(Items listed in a dataset)
* start *

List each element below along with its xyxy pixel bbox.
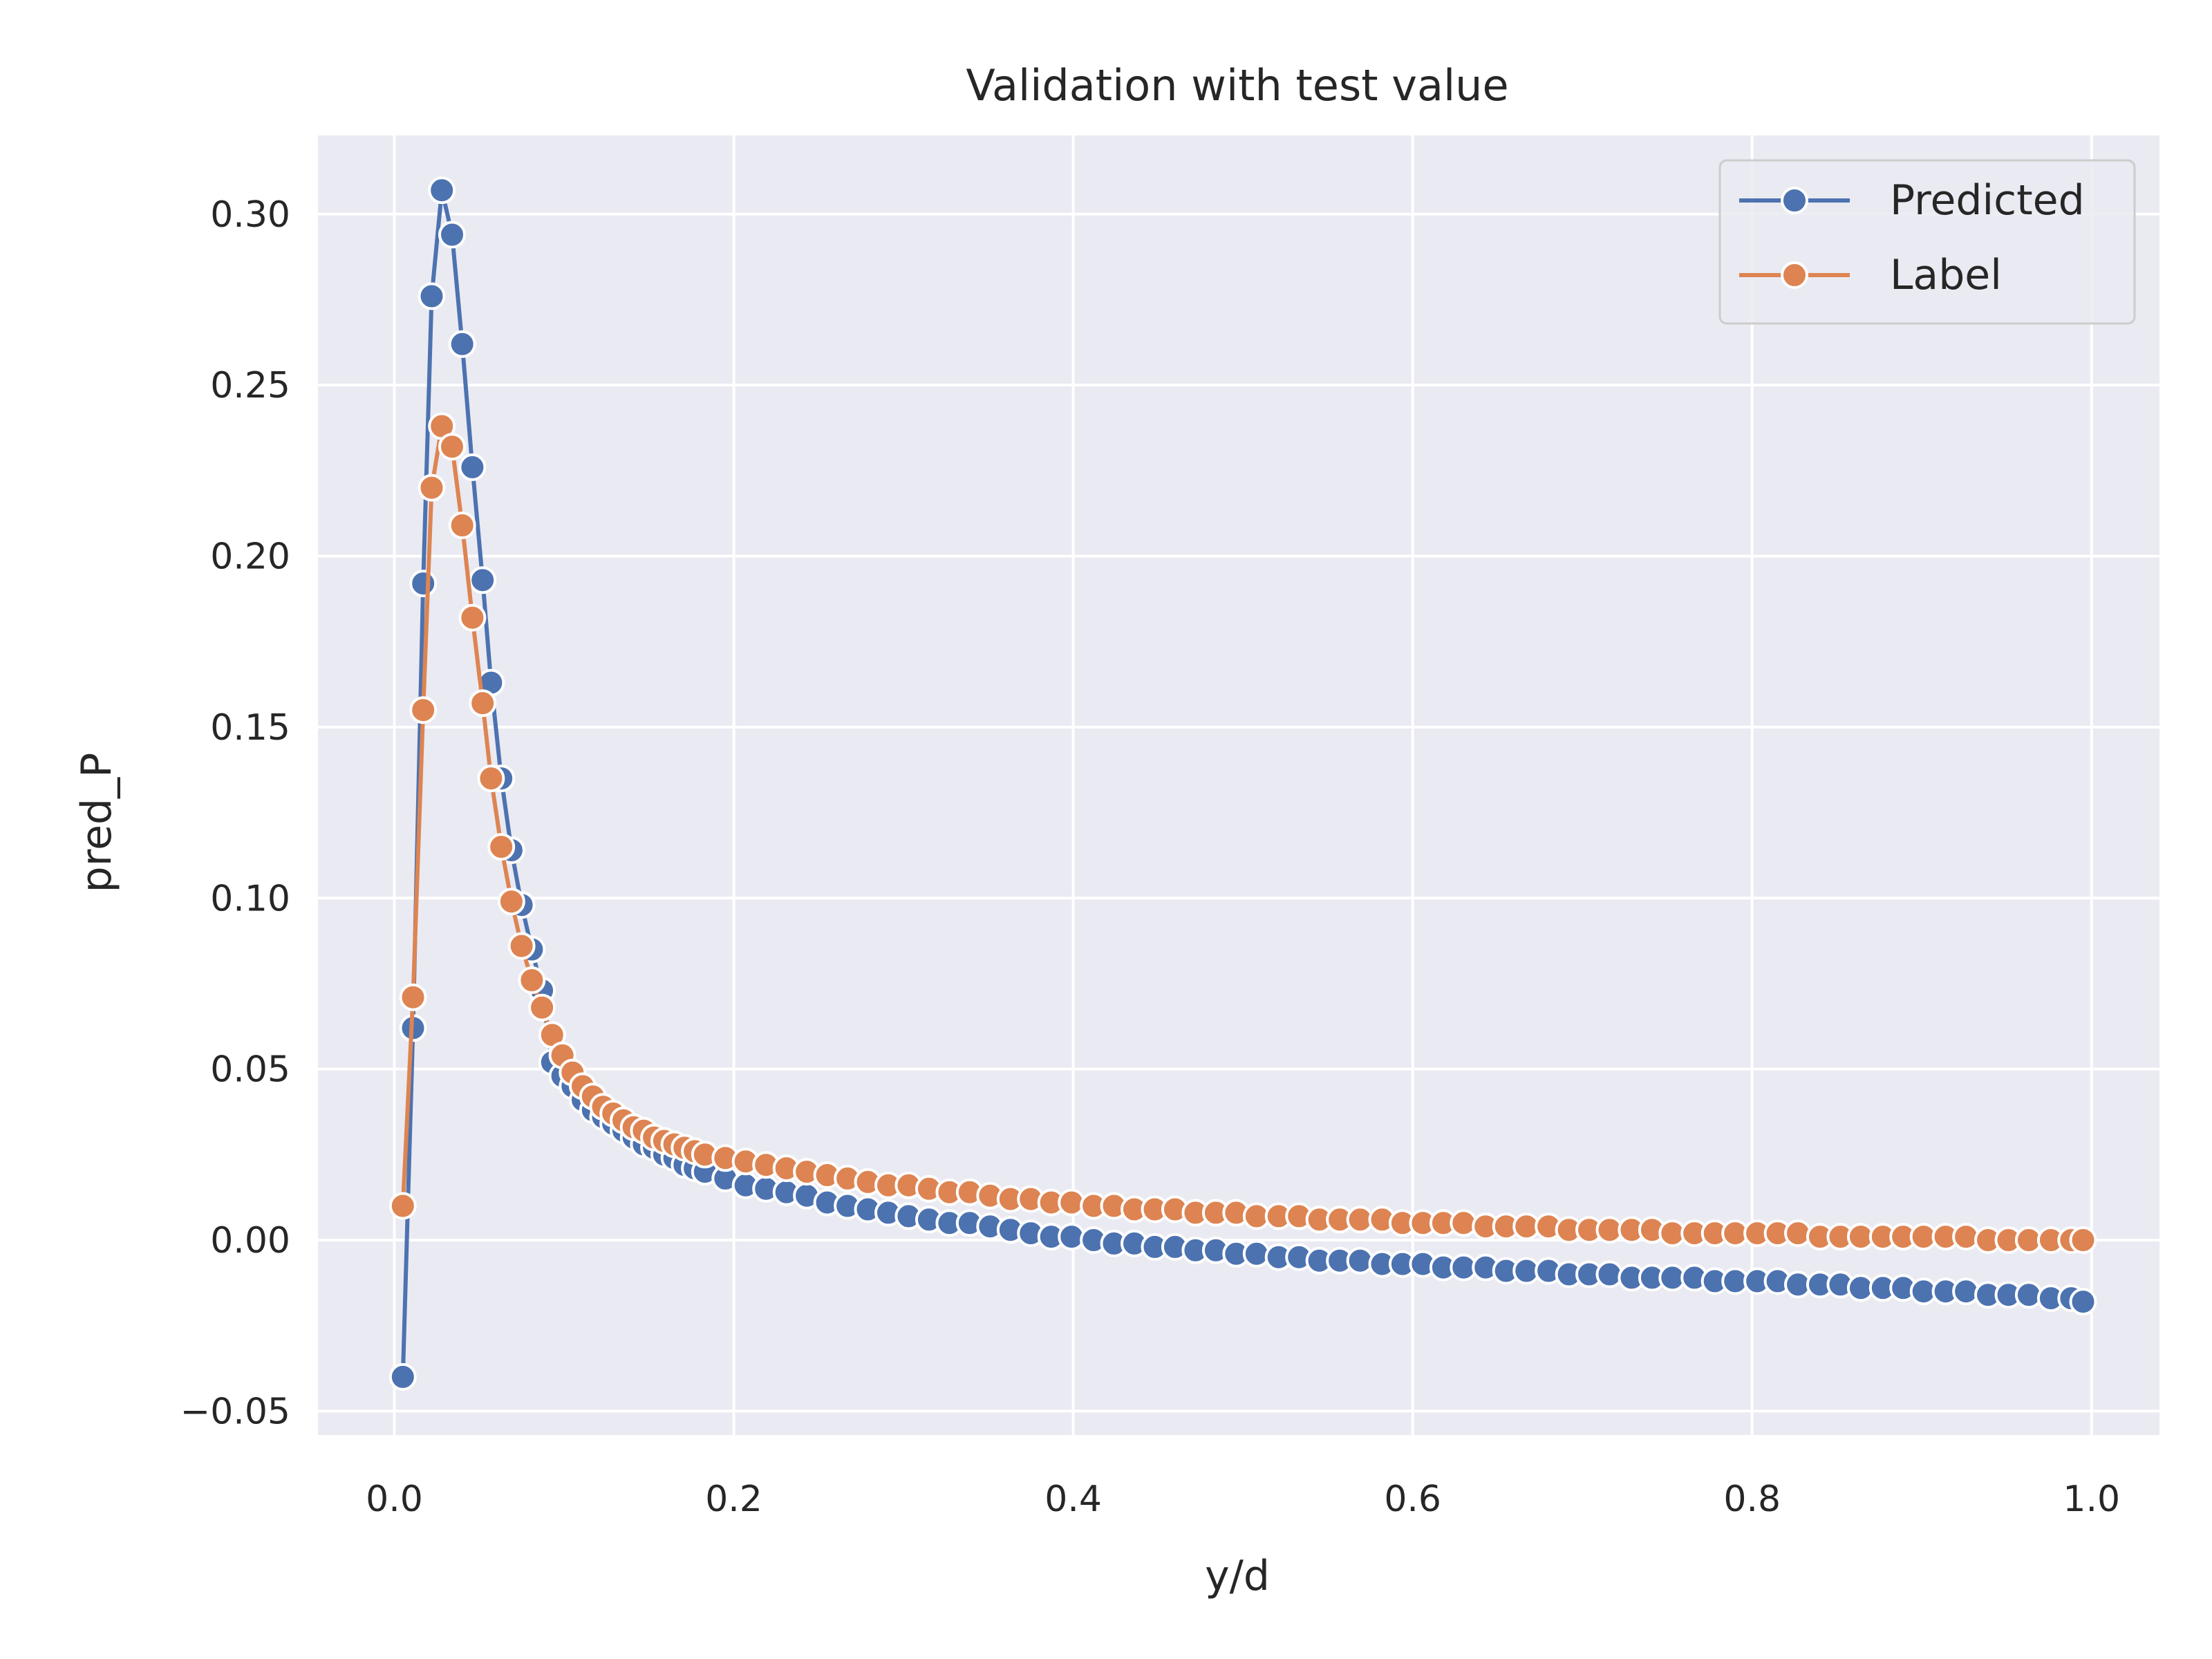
y-tick-label: 0.30 (210, 194, 290, 236)
data-point-predicted (388, 1362, 417, 1391)
data-point-label (418, 474, 446, 502)
data-point-label (458, 603, 487, 632)
y-tick-label: 0.10 (210, 878, 290, 919)
data-point-predicted (418, 282, 446, 310)
data-point-predicted (438, 221, 466, 249)
x-tick-label: 0.0 (366, 1479, 423, 1520)
legend-entry-label: Label (1739, 251, 2002, 299)
x-tick-label: 0.4 (1044, 1479, 1102, 1520)
legend-marker-predicted (1781, 187, 1808, 214)
y-tick-label: 0.00 (210, 1220, 290, 1262)
x-tick-label: 0.2 (705, 1479, 762, 1520)
data-point-predicted (458, 453, 487, 481)
x-axis-label: y/d (1205, 1552, 1270, 1600)
data-point-label (388, 1192, 417, 1220)
legend-entry-predicted: Predicted (1739, 176, 2085, 225)
data-point-label (518, 966, 546, 994)
data-point-predicted (448, 330, 476, 358)
data-point-label (399, 983, 427, 1011)
data-point-label (477, 765, 505, 793)
data-point-label (487, 833, 516, 861)
data-point-label (528, 993, 556, 1022)
y-axis-label: pred_P (73, 753, 121, 893)
chart-title: Validation with test value (966, 60, 1508, 111)
y-tick-label: −0.05 (180, 1391, 290, 1432)
legend-label-predicted: Predicted (1890, 176, 2085, 225)
data-point-predicted (2069, 1288, 2097, 1316)
x-tick-label: 1.0 (2063, 1479, 2120, 1520)
data-point-label (448, 512, 476, 539)
x-tick-label: 0.6 (1384, 1479, 1441, 1520)
y-tick-label: 0.20 (210, 536, 290, 578)
data-point-label (469, 689, 497, 718)
y-tick-label: 0.05 (210, 1049, 290, 1091)
tick-labels: 0.0 0.2 0.4 0.6 0.8 1.0 −0.05 0.00 0.05 0.10 0.15 0… (180, 194, 2120, 1520)
series-layer (388, 176, 2097, 1391)
series-label (388, 412, 2097, 1254)
x-tick-label: 0.8 (1723, 1479, 1781, 1520)
data-point-label (507, 932, 536, 960)
data-point-predicted (2014, 1281, 2043, 1309)
data-point-predicted (409, 570, 438, 598)
legend-marker-label (1781, 261, 1808, 289)
data-point-label (438, 433, 466, 461)
data-point-label (409, 696, 438, 724)
legend-label-label: Label (1890, 251, 2002, 299)
data-point-predicted (469, 566, 497, 594)
data-point-label (2069, 1226, 2097, 1254)
y-tick-label: 0.25 (210, 365, 290, 406)
legend: Predicted Label (1718, 159, 2136, 325)
data-point-predicted (428, 176, 456, 205)
y-tick-label: 0.15 (210, 707, 290, 749)
data-point-label (497, 888, 525, 916)
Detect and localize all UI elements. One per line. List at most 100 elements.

* end *

# Do this
Which lines in the rows above contain the string "marker"? List each of them.

# Right answer
legend-marker-predicted (1781, 187, 1808, 214)
legend-marker-label (1781, 261, 1808, 289)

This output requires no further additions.